### Task to carry out
Every line of the material below must be repeated exactly.

## Start Dataset records

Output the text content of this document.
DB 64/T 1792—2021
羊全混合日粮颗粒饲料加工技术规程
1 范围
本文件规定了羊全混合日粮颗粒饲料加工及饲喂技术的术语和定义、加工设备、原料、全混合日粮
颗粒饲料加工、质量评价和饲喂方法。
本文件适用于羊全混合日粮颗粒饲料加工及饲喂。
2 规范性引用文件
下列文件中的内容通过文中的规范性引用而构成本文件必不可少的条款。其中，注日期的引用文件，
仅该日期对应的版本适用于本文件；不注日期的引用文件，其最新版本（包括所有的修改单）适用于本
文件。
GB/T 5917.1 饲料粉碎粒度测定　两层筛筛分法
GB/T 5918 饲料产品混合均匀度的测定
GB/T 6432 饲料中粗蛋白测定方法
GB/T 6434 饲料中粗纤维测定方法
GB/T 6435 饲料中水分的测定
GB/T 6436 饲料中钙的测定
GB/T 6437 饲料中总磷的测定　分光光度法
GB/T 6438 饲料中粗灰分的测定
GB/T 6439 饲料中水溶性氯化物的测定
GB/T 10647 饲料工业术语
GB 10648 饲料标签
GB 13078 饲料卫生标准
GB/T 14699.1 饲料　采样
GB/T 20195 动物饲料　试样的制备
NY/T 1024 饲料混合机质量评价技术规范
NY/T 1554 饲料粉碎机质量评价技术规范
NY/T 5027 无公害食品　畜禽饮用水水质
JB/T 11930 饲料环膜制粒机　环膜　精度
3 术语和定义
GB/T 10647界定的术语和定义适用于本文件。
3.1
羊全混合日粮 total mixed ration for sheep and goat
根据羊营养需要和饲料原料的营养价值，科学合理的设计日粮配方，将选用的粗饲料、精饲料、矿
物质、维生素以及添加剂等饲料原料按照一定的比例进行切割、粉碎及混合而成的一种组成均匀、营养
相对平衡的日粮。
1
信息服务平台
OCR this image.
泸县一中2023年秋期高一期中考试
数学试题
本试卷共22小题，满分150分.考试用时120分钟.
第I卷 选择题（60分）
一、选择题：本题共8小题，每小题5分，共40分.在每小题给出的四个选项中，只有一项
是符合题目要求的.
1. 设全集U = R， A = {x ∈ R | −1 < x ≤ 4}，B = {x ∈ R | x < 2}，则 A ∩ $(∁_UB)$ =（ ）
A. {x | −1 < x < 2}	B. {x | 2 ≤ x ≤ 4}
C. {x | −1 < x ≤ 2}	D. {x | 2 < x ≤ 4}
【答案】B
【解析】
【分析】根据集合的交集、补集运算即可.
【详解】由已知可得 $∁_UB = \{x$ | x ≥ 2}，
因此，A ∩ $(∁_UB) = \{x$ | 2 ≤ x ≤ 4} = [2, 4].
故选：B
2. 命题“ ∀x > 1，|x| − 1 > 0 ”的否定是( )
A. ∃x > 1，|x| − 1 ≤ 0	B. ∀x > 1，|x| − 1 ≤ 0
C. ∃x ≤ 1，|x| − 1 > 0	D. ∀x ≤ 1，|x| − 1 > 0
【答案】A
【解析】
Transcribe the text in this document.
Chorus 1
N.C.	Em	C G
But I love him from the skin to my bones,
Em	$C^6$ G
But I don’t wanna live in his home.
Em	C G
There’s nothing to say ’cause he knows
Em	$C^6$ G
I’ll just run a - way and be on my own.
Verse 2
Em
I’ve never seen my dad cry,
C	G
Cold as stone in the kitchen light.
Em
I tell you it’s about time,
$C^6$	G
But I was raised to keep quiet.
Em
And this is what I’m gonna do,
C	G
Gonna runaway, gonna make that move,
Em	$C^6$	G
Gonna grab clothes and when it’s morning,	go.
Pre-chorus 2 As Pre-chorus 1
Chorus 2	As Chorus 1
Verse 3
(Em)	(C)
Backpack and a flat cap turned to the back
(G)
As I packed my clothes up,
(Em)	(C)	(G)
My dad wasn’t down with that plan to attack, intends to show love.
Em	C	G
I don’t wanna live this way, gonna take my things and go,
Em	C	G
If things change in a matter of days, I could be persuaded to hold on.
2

## End Dataset records

### Written answer
Output the text content of this document.
DB 64/T 1792—2021
羊全混合日粮颗粒饲料加工技术规程
1 范围
本文件规定了羊全混合日粮颗粒饲料加工及饲喂技术的术语和定义、加工设备、原料、全混合日粮
颗粒饲料加工、质量评价和饲喂方法。
本文件适用于羊全混合日粮颗粒饲料加工及饲喂。
2 规范性引用文件
下列文件中的内容通过文中的规范性引用而构成本文件必不可少的条款。其中，注日期的引用文件，
仅该日期对应的版本适用于本文件；不注日期的引用文件，其最新版本（包括所有的修改单）适用于本
文件。
GB/T 5917.1 饲料粉碎粒度测定　两层筛筛分法
GB/T 5918 饲料产品混合均匀度的测定
GB/T 6432 饲料中粗蛋白测定方法
GB/T 6434 饲料中粗纤维测定方法
GB/T 6435 饲料中水分的测定
GB/T 6436 饲料中钙的测定
GB/T 6437 饲料中总磷的测定　分光光度法
GB/T 6438 饲料中粗灰分的测定
GB/T 6439 饲料中水溶性氯化物的测定
GB/T 10647 饲料工业术语
GB 10648 饲料标签
GB 13078 饲料卫生标准
GB/T 14699.1 饲料　采样
GB/T 20195 动物饲料　试样的制备
NY/T 1024 饲料混合机质量评价技术规范
NY/T 1554 饲料粉碎机质量评价技术规范
NY/T 5027 无公害食品　畜禽饮用水水质
JB/T 11930 饲料环膜制粒机　环膜　精度
3 术语和定义
GB/T 10647界定的术语和定义适用于本文件。
3.1
羊全混合日粮 total mixed ration for sheep and goat
根据羊营养需要和饲料原料的营养价值，科学合理的设计日粮配方，将选用的粗饲料、精饲料、矿
物质、维生素以及添加剂等饲料原料按照一定的比例进行切割、粉碎及混合而成的一种组成均匀、营养
相对平衡的日粮。
1
信息服务平台
OCR this image.
泸县一中2023年秋期高一期中考试
数学试题
本试卷共22小题，满分150分.考试用时120分钟.
第I卷 选择题（60分）
一、选择题：本题共8小题，每小题5分，共40分.在每小题给出的四个选项中，只有一项
是符合题目要求的.
1. 设全集U = R， A = {x ∈ R | −1 < x ≤ 4}，B = {x ∈ R | x < 2}，则 A ∩ $(∁_UB)$ =（ ）
A. {x | −1 < x < 2}	B. {x | 2 ≤ x ≤ 4}
C. {x | −1 < x ≤ 2}	D. {x | 2 < x ≤ 4}
【答案】B
【解析】
【分析】根据集合的交集、补集运算即可.
【详解】由已知可得 $∁_UB = \{x$ | x ≥ 2}，
因此，A ∩ $(∁_UB) = \{x$ | 2 ≤ x ≤ 4} = [2, 4].
故选：B
2. 命题“ ∀x > 1，|x| − 1 > 0 ”的否定是( )
A. ∃x > 1，|x| − 1 ≤ 0	B. ∀x > 1，|x| − 1 ≤ 0
C. ∃x ≤ 1，|x| − 1 > 0	D. ∀x ≤ 1，|x| − 1 > 0
【答案】A
【解析】
Transcribe the text in this document.
Chorus 1
N.C.	Em	C G
But I love him from the skin to my bones,
Em	$C^6$ G
But I don’t wanna live in his home.
Em	C G
There’s nothing to say ’cause he knows
Em	$C^6$ G
I’ll just run a - way and be on my own.
Verse 2
Em
I’ve never seen my dad cry,
C	G
Cold as stone in the kitchen light.
Em
I tell you it’s about time,
$C^6$	G
But I was raised to keep quiet.
Em
And this is what I’m gonna do,
C	G
Gonna runaway, gonna make that move,
Em	$C^6$	G
Gonna grab clothes and when it’s morning,	go.
Pre-chorus 2 As Pre-chorus 1
Chorus 2	As Chorus 1
Verse 3
(Em)	(C)
Backpack and a flat cap turned to the back
(G)
As I packed my clothes up,
(Em)	(C)	(G)
My dad wasn’t down with that plan to attack, intends to show love.
Em	C	G
I don’t wanna live this way, gonna take my things and go,
Em	C	G
If things change in a matter of days, I could be persuaded to hold on.
2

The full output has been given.